- [INPUT ROWS]:
•••••

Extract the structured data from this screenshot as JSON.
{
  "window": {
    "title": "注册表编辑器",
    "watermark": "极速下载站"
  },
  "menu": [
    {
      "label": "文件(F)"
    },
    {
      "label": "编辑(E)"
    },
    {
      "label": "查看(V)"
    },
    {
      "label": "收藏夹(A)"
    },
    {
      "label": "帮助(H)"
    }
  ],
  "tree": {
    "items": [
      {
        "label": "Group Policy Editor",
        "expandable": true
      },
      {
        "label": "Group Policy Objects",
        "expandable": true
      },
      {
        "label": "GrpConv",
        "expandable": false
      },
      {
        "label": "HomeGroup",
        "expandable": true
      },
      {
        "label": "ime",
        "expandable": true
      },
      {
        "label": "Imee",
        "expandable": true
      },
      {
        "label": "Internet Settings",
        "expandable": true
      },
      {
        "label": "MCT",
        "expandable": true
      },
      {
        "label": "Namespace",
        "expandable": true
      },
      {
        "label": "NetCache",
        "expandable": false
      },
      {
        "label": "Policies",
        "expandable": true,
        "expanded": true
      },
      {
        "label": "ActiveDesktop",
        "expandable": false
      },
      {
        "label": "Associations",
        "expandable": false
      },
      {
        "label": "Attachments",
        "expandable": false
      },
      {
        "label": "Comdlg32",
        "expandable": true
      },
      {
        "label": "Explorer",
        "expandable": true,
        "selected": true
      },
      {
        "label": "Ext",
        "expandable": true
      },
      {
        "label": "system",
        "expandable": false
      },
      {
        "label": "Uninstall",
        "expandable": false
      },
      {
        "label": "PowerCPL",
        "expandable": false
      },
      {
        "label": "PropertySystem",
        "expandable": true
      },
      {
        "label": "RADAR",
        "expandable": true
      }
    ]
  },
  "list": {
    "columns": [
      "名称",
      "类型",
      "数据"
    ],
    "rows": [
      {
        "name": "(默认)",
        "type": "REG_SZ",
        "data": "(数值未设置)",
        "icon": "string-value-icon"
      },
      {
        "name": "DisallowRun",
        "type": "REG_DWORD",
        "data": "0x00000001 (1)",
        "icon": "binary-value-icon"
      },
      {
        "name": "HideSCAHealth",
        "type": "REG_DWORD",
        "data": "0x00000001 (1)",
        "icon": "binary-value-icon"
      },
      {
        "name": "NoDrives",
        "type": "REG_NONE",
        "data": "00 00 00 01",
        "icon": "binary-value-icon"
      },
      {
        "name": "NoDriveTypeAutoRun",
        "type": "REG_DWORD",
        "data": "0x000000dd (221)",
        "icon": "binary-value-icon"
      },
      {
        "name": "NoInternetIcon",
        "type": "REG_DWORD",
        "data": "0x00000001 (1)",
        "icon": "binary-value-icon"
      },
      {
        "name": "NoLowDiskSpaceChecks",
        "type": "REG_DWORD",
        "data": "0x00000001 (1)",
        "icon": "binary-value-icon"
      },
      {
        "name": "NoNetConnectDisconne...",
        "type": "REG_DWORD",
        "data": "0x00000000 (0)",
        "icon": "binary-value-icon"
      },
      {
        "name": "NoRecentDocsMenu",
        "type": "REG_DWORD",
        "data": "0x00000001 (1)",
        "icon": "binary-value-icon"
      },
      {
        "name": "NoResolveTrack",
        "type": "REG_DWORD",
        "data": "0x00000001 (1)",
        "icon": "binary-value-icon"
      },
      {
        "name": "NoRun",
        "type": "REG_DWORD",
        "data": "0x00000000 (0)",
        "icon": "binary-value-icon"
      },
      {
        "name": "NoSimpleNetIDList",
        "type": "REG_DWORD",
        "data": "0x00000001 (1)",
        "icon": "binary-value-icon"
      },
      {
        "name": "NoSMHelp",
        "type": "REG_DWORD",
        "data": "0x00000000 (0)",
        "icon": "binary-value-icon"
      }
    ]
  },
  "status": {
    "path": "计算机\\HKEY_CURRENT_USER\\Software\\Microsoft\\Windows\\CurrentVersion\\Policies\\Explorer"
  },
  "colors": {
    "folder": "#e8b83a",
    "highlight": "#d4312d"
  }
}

•••••

- [WORK REQUIRED]: Repeat the preceding lines exactly, please, every one of them.

- [EXERCISE OUTPUT]:
Extract the structured data from this screenshot as JSON.
{
  "window": {
    "title": "注册表编辑器",
    "watermark": "极速下载站"
  },
  "menu": [
    {
      "label": "文件(F)"
    },
    {
      "label": "编辑(E)"
    },
    {
      "label": "查看(V)"
    },
    {
      "label": "收藏夹(A)"
    },
    {
      "label": "帮助(H)"
    }
  ],
  "tree": {
    "items": [
      {
        "label": "Group Policy Editor",
        "expandable": true
      },
      {
        "label": "Group Policy Objects",
        "expandable": true
      },
      {
        "label": "GrpConv",
        "expandable": false
      },
      {
        "label": "HomeGroup",
        "expandable": true
      },
      {
        "label": "ime",
        "expandable": true
      },
      {
        "label": "Imee",
        "expandable": true
      },
      {
        "label": "Internet Settings",
        "expandable": true
      },
      {
        "label": "MCT",
        "expandable": true
      },
      {
        "label": "Namespace",
        "expandable": true
      },
      {
        "label": "NetCache",
        "expandable": false
      },
      {
        "label": "Policies",
        "expandable": true,
        "expanded": true
      },
      {
        "label": "ActiveDesktop",
        "expandable": false
      },
      {
        "label": "Associations",
        "expandable": false
      },
      {
        "label": "Attachments",
        "expandable": false
      },
      {
        "label": "Comdlg32",
        "expandable": true
      },
      {
        "label": "Explorer",
        "expandable": true,
        "selected": true
      },
      {
        "label": "Ext",
        "expandable": true
      },
      {
        "label": "system",
        "expandable": false
      },
      {
        "label": "Uninstall",
        "expandable": false
      },
      {
        "label": "PowerCPL",
        "expandable": false
      },
      {
        "label": "PropertySystem",
        "expandable": true
      },
      {
        "label": "RADAR",
        "expandable": true
      }
    ]
  },
  "list": {
    "columns": [
      "名称",
      "类型",
      "数据"
    ],
    "rows": [
      {
        "name": "(默认)",
        "type": "REG_SZ",
        "data": "(数值未设置)",
        "icon": "string-value-icon"
      },
      {
        "name": "DisallowRun",
        "type": "REG_DWORD",
        "data": "0x00000001 (1)",
        "icon": "binary-value-icon"
      },
      {
        "name": "HideSCAHealth",
        "type": "REG_DWORD",
        "data": "0x00000001 (1)",
        "icon": "binary-value-icon"
      },
      {
        "name": "NoDrives",
        "type": "REG_NONE",
        "data": "00 00 00 01",
        "icon": "binary-value-icon"
      },
      {
        "name": "NoDriveTypeAutoRun",
        "type": "REG_DWORD",
        "data": "0x000000dd (221)",
        "icon": "binary-value-icon"
      },
      {
        "name": "NoInternetIcon",
        "type": "REG_DWORD",
        "data": "0x00000001 (1)",
        "icon": "binary-value-icon"
      },
      {
        "name": "NoLowDiskSpaceChecks",
        "type": "REG_DWORD",
        "data": "0x00000001 (1)",
        "icon": "binary-value-icon"
      },
      {
        "name": "NoNetConnectDisconne...",
        "type": "REG_DWORD",
        "data": "0x00000000 (0)",
        "icon": "binary-value-icon"
      },
      {
        "name": "NoRecentDocsMenu",
        "type": "REG_DWORD",
        "data": "0x00000001 (1)",
        "icon": "binary-value-icon"
      },
      {
        "name": "NoResolveTrack",
        "type": "REG_DWORD",
        "data": "0x00000001 (1)",
        "icon": "binary-value-icon"
      },
      {
        "name": "NoRun",
        "type": "REG_DWORD",
        "data": "0x00000000 (0)",
        "icon": "binary-value-icon"
      },
      {
        "name": "NoSimpleNetIDList",
        "type": "REG_DWORD",
        "data": "0x00000001 (1)",
        "icon": "binary-value-icon"
      },
      {
        "name": "NoSMHelp",
        "type": "REG_DWORD",
        "data": "0x00000000 (0)",
        "icon": "binary-value-icon"
      }
    ]
  },
  "status": {
    "path": "计算机\\HKEY_CURRENT_USER\\Software\\Microsoft\\Windows\\CurrentVersion\\Policies\\Explorer"
  },
  "colors": {
    "folder": "#e8b83a",
    "highlight": "#d4312d"
  }
}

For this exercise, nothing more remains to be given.